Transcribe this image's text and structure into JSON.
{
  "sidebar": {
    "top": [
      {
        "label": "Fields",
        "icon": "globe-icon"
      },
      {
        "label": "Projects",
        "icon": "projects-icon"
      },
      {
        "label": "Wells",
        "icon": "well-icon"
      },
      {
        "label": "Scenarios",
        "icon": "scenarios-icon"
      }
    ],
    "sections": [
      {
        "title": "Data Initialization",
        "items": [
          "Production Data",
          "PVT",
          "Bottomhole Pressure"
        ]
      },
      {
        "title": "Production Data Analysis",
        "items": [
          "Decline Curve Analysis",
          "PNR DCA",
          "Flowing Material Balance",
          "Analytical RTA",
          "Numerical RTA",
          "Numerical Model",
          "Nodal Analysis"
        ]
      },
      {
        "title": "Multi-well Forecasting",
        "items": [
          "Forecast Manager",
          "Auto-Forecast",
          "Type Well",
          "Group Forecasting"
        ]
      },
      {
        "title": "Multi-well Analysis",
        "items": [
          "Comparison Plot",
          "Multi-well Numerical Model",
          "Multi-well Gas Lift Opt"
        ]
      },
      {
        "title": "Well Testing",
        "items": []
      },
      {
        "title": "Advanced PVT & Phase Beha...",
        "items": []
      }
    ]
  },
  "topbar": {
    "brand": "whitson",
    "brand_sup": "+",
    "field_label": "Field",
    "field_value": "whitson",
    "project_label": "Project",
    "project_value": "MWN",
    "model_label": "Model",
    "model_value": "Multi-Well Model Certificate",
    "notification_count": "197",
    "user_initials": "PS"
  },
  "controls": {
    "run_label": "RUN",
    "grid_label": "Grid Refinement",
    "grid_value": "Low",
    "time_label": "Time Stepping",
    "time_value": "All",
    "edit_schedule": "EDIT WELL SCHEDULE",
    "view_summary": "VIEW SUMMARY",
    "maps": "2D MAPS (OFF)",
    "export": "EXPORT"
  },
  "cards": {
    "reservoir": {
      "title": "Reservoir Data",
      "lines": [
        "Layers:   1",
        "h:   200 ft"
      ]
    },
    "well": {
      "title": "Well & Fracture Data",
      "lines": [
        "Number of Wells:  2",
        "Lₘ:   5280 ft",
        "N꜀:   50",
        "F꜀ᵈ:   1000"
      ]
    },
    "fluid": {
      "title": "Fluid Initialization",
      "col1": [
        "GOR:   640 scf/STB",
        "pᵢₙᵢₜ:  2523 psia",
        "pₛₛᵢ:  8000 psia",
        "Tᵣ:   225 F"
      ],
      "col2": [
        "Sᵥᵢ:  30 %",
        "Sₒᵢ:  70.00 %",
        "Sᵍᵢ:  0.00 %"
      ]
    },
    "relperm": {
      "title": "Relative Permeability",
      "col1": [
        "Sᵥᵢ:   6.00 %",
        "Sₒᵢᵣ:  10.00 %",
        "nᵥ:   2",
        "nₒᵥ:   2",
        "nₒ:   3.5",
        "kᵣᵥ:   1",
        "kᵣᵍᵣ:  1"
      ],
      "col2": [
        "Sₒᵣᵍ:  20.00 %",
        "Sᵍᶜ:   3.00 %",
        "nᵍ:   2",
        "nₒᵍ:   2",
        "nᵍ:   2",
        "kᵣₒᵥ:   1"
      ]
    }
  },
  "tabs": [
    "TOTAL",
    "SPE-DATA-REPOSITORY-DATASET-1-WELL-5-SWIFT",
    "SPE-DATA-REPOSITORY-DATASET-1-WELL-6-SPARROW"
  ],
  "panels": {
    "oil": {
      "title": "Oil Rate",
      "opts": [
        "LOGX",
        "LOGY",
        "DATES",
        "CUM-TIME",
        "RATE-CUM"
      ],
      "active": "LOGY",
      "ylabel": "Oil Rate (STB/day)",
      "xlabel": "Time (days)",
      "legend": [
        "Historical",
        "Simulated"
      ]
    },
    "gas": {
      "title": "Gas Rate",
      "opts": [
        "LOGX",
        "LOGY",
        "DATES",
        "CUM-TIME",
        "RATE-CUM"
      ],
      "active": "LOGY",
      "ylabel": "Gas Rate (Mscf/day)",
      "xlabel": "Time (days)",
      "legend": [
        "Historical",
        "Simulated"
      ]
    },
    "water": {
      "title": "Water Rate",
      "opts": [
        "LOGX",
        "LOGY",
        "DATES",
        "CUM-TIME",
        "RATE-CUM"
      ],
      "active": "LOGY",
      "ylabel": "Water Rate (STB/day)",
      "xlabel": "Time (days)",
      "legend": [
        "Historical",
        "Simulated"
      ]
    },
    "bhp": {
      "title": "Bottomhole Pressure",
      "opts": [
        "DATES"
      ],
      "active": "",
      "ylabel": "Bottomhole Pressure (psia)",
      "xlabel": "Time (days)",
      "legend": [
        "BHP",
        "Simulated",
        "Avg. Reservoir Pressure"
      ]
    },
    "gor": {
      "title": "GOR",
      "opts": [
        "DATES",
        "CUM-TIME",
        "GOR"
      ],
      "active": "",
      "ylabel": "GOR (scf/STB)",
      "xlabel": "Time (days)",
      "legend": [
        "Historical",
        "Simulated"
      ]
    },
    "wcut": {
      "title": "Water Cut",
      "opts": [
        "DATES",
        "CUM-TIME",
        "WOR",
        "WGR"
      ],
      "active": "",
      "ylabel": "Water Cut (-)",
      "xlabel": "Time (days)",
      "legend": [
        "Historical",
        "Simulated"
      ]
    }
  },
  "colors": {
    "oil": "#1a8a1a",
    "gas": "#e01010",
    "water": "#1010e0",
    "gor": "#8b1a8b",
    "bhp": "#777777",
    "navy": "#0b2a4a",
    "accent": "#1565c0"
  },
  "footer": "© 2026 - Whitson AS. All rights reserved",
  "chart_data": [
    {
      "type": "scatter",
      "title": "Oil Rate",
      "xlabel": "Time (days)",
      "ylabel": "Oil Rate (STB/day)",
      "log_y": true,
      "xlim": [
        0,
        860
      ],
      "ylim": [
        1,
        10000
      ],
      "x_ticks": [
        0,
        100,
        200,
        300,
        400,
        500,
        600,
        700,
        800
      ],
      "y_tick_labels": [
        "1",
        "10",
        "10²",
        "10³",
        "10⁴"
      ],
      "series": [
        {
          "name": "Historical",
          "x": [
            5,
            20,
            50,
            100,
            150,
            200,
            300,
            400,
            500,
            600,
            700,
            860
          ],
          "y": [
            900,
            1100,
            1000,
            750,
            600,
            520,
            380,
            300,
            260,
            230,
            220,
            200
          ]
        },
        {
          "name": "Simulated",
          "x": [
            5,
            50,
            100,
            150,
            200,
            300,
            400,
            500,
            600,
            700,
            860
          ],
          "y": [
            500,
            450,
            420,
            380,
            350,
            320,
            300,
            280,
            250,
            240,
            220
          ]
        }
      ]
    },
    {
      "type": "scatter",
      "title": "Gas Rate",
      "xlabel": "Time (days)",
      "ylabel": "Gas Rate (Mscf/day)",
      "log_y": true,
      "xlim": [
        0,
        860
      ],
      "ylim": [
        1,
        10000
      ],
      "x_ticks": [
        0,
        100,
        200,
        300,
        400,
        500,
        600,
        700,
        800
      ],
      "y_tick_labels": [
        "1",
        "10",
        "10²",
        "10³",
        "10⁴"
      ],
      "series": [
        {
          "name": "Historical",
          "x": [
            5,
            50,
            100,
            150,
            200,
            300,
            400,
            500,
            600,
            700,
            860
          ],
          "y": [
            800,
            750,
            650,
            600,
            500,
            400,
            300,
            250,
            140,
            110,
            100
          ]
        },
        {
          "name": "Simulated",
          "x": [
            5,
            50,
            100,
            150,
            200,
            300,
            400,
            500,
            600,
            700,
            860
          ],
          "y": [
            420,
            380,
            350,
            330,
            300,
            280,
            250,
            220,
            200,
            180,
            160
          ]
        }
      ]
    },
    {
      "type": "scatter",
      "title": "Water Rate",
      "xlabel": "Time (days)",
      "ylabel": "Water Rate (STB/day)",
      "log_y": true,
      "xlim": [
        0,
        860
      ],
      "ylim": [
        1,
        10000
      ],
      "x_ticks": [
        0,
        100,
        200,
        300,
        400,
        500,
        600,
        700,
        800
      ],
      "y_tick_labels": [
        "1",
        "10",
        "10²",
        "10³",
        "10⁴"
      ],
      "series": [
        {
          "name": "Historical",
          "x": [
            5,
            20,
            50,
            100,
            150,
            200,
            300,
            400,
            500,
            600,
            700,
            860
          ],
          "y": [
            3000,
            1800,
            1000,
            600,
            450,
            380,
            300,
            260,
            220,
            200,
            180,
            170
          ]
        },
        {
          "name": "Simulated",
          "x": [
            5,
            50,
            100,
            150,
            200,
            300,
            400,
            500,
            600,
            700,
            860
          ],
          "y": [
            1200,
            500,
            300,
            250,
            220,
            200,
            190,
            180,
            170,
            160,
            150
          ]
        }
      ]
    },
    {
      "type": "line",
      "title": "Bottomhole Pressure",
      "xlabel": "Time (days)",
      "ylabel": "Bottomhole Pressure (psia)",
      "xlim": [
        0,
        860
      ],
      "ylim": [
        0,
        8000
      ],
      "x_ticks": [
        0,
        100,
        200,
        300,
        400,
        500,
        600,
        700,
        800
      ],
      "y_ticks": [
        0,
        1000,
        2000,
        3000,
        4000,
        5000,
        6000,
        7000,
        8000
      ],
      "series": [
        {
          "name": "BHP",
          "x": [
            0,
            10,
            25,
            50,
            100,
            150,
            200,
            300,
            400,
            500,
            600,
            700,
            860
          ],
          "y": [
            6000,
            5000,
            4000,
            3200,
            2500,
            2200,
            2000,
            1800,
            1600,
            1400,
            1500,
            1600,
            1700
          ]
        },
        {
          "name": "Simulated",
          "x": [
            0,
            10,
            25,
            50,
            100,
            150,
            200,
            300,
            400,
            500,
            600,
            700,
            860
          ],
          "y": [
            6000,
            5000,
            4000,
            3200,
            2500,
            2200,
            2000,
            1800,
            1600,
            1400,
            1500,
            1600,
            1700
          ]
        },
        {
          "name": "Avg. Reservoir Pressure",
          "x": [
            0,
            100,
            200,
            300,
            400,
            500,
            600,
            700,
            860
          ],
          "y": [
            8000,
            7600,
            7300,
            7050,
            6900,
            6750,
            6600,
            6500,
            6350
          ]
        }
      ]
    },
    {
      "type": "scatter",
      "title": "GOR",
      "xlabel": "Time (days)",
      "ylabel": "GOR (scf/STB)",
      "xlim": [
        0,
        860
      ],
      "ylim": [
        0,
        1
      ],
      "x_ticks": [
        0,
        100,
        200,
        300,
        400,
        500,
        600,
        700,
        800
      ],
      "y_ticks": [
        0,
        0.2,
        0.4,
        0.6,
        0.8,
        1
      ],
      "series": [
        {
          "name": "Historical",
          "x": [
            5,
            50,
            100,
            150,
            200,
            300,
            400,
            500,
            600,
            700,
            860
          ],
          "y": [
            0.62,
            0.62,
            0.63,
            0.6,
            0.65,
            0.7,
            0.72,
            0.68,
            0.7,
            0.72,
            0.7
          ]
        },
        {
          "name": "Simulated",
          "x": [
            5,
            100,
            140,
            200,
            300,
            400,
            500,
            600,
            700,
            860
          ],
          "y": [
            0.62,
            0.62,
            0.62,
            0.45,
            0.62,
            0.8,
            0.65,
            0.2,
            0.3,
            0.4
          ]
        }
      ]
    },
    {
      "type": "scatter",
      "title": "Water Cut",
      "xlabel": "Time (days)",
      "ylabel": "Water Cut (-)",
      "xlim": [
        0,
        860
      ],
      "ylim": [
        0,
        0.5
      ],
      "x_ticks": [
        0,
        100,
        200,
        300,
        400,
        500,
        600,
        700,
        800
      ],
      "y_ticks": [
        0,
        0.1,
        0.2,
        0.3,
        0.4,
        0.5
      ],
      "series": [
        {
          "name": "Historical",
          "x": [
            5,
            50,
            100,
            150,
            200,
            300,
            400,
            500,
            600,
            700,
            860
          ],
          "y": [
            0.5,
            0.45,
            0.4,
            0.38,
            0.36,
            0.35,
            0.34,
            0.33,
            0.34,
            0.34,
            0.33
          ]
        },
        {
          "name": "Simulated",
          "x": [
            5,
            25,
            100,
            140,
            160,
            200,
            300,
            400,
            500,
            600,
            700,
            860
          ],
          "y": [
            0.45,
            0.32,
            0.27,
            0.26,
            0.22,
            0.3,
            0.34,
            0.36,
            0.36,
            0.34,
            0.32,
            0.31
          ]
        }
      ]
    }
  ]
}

···

Task details :: Locate the lines above that hold the word "Production". Show every one of them.

Output below ::
          "Production Data",
        "title": "Production Data Analysis",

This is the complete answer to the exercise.